§ **What is required**
Of the lines below, how many hold the string "Ordinului"? Give only the number.

§ **Exercise materials**
## start

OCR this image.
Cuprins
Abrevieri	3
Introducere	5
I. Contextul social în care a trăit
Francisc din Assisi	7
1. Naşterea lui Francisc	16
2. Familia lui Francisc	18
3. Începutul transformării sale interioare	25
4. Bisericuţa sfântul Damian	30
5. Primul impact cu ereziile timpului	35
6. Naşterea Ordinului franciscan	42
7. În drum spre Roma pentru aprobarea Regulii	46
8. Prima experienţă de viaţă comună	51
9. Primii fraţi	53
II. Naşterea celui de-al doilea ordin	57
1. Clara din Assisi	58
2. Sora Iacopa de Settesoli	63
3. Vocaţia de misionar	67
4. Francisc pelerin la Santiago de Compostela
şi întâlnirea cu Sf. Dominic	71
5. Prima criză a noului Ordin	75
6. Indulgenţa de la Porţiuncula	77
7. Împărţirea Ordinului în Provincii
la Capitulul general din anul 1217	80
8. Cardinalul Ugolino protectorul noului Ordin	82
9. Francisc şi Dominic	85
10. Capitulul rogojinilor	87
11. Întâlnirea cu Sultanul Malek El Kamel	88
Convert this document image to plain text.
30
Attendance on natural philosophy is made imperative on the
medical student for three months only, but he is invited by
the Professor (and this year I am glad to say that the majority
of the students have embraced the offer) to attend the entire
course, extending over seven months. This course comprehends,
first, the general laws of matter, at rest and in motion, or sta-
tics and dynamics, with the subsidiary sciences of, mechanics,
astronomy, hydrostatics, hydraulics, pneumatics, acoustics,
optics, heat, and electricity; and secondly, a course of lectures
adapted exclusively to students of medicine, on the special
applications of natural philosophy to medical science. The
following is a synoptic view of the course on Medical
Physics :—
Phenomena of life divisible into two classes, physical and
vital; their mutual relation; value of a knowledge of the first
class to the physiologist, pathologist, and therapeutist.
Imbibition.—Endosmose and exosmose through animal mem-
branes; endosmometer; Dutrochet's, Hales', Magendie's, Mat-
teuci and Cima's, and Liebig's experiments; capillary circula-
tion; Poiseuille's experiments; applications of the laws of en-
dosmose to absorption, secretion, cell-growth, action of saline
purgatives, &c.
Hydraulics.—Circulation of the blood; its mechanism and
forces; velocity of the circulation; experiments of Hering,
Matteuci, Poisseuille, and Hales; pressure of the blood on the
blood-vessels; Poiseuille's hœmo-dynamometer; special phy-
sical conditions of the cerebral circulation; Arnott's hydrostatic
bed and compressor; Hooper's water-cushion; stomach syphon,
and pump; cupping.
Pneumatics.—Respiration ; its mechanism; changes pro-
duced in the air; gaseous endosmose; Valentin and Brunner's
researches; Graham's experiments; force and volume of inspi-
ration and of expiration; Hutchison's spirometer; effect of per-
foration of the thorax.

## end

§ **Expected answer**
2